• [Indicación 1]
Enumera todos los artistas que se nombran en el fragmento sobre la luz de la candela.

• [Fragmento seleccionado]
Y aquí aparece la luz de la candela, imagen central en toda su obra. Donde otros buscan tenebrismo o efectos de luz, él ve recuerdos de niñez, la mirada cercana a lo iluminado precariamente, las caras con fiebre y miedo y la palidez de los círculos rojos en las mejillas. Pero no es sentimentalista de la infancia; menos de la patria, pequeña o grande: su Guía espiritual de Castilla, de 1984, el otro libro que hay que recordar aquí como fundamental para su visión del arte, no es una glorificación ni del pasado ni de lo local ni de lo propio. Es reflexión sobre el dolor acumulado en siglos: judíos y criptojudíos, mudéjares (sus edificios de ladrillo entre Valladolid y Ávila son su mundo de niño), cristianos nuevos, todas las pobres gentes que dejan a veces solo el recuerdo de unas lozas con una línea azul sencilla, o una pared de adobe en un suelo de tierra. La huella del arte en lo pequeño. Pero eso mismo lo busca en las cajas de Cornell, en todo Georges de la Tour, por las estancias holandesas de Pieter de Hooch, y nos hace sentirnos a gusto –quién nos lo iba a decir- en Port-Royal y allí nos pasmamos de la serenidad que trasluce un exvoto de Philippe de Champaigne. Nos hace fijarnos en Gerrit Dou o en Paul Klee, en las iglesias vacías de Saerendam, en un cuadro sobre Judith en el que nos descubre el drama de dolor de su autora, Artemisia Gentileschi. O nos señala los pájaros del cuadro de los cazadores en la nieve de Brueghel el Viejo. Y volvemos a san Baudelio de Berlanga y a Santiago de Peñalba y a las ilustraciones de los Beatos milenaristas. Y las celdas de los carmelos teresianos, pura sobriedad, y los castillos interiores de costosísimos materiales preciosos que describe –otra paradoja- la propia santa.

• [Entradas de posición de ítems]
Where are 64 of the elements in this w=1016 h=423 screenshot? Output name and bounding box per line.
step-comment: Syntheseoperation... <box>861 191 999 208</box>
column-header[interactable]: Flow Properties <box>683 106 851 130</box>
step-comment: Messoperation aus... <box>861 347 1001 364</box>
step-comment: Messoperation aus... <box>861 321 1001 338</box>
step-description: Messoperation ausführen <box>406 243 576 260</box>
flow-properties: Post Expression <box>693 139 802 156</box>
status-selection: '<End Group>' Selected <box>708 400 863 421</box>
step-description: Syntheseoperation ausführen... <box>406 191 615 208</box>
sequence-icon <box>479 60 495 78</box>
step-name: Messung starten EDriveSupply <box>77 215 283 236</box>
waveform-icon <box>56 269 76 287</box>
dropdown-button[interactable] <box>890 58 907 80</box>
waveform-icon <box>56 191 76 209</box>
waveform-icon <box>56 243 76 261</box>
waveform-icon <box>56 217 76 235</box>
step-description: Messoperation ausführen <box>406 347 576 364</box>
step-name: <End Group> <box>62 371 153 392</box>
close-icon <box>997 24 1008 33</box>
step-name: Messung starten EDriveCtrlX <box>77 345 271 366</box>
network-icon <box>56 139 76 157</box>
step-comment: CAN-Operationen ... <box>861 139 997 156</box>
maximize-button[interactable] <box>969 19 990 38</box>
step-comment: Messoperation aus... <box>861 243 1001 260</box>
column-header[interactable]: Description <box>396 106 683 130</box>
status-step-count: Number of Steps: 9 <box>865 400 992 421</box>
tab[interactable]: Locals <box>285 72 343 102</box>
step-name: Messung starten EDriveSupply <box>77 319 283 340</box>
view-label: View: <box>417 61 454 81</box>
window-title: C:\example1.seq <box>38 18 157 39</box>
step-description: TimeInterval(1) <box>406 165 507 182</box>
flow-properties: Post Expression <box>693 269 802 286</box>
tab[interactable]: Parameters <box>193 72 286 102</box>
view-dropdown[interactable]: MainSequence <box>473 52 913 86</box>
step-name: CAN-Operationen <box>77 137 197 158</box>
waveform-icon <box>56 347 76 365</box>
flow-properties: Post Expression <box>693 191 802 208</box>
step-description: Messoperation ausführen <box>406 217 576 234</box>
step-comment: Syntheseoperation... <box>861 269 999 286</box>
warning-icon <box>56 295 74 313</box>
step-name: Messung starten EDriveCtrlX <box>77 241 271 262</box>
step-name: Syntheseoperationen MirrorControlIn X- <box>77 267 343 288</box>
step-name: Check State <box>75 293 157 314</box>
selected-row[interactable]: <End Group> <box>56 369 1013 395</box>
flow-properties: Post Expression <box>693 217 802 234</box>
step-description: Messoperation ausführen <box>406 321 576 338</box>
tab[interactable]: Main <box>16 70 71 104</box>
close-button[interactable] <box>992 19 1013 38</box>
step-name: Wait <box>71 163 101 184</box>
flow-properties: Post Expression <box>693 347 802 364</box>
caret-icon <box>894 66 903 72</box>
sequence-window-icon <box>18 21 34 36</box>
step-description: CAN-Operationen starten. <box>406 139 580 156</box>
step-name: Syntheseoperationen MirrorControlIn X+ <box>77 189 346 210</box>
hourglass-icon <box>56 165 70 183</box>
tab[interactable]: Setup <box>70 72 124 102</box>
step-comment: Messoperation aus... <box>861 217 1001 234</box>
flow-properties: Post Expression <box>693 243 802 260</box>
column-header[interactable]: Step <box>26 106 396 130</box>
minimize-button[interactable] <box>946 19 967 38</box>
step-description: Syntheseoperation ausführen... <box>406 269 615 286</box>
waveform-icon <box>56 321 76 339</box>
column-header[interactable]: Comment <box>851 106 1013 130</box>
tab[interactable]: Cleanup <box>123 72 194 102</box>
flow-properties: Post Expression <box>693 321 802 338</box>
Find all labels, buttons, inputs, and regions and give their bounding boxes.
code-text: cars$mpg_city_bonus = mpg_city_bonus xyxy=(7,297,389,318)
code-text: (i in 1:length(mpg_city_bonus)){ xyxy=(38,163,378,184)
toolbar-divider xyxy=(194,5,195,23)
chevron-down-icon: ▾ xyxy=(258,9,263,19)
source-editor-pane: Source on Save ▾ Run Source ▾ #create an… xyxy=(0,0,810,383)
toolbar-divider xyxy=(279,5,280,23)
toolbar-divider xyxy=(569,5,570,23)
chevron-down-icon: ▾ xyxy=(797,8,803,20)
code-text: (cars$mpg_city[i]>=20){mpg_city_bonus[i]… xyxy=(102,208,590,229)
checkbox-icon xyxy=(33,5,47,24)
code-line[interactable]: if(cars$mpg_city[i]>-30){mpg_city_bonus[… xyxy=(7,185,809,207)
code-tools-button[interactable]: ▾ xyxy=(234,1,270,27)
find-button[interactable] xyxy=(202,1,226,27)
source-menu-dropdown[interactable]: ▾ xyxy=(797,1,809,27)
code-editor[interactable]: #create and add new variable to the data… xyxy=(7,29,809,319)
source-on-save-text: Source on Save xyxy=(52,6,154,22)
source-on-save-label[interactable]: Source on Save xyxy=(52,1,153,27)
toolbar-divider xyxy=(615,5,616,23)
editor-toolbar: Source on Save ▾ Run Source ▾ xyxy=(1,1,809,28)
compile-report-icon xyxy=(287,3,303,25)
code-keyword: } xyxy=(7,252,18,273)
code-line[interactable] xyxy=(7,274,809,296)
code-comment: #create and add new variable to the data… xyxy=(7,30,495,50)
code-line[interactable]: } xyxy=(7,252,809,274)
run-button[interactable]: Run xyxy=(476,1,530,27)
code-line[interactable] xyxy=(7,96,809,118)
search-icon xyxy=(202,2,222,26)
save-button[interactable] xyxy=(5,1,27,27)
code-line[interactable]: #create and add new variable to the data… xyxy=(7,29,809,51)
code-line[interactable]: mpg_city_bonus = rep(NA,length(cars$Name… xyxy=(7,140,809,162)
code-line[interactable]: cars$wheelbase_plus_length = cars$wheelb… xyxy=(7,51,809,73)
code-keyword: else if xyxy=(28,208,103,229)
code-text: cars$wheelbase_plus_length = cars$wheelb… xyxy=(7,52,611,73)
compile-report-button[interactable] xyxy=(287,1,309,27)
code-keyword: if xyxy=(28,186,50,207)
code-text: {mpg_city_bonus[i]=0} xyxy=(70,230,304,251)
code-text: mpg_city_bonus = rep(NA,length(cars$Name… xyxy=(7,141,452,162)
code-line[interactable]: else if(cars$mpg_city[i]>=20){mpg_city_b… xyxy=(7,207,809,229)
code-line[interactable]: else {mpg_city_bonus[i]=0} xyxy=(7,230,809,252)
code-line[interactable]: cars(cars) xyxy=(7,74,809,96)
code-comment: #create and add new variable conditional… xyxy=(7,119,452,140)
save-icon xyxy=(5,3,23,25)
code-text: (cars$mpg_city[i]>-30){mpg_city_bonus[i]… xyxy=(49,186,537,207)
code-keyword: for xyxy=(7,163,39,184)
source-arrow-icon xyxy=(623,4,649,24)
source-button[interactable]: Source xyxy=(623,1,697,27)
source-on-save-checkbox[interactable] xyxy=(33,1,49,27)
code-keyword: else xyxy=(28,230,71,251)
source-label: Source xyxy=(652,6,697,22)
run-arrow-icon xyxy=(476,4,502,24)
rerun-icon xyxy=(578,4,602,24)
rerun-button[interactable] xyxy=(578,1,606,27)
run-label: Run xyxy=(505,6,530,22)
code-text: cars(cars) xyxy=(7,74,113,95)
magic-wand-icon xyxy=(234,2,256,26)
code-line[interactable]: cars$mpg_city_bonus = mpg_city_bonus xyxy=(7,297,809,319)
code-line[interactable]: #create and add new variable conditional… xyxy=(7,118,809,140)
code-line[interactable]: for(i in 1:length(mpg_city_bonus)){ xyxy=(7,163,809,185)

• [Indicación 2]
Por favor, reproduce sin cambios las líneas de las entradas, desde la primera hasta la que contiene "dropdown-button[interactable] <box>890 58", ambas incluidas.

• [Respuesta completa 1]
Cornell
Georges de la Tour
Pieter de Hooch
Philippe de Champaigne
Gerrit Dou
Paul Klee
Artemisia Gentileschi
Brueghel el Viejo

• [Respuesta completa 2]
Where are 64 of the elements in this w=1016 h=423 screenshot? Output name and bounding box per line.
step-comment: Syntheseoperation... <box>861 191 999 208</box>
column-header[interactable]: Flow Properties <box>683 106 851 130</box>
step-comment: Messoperation aus... <box>861 347 1001 364</box>
step-comment: Messoperation aus... <box>861 321 1001 338</box>
step-description: Messoperation ausführen <box>406 243 576 260</box>
flow-properties: Post Expression <box>693 139 802 156</box>
status-selection: '<End Group>' Selected <box>708 400 863 421</box>
step-description: Syntheseoperation ausführen... <box>406 191 615 208</box>
sequence-icon <box>479 60 495 78</box>
step-name: Messung starten EDriveSupply <box>77 215 283 236</box>
waveform-icon <box>56 269 76 287</box>
dropdown-button[interactable] <box>890 58 907 80</box>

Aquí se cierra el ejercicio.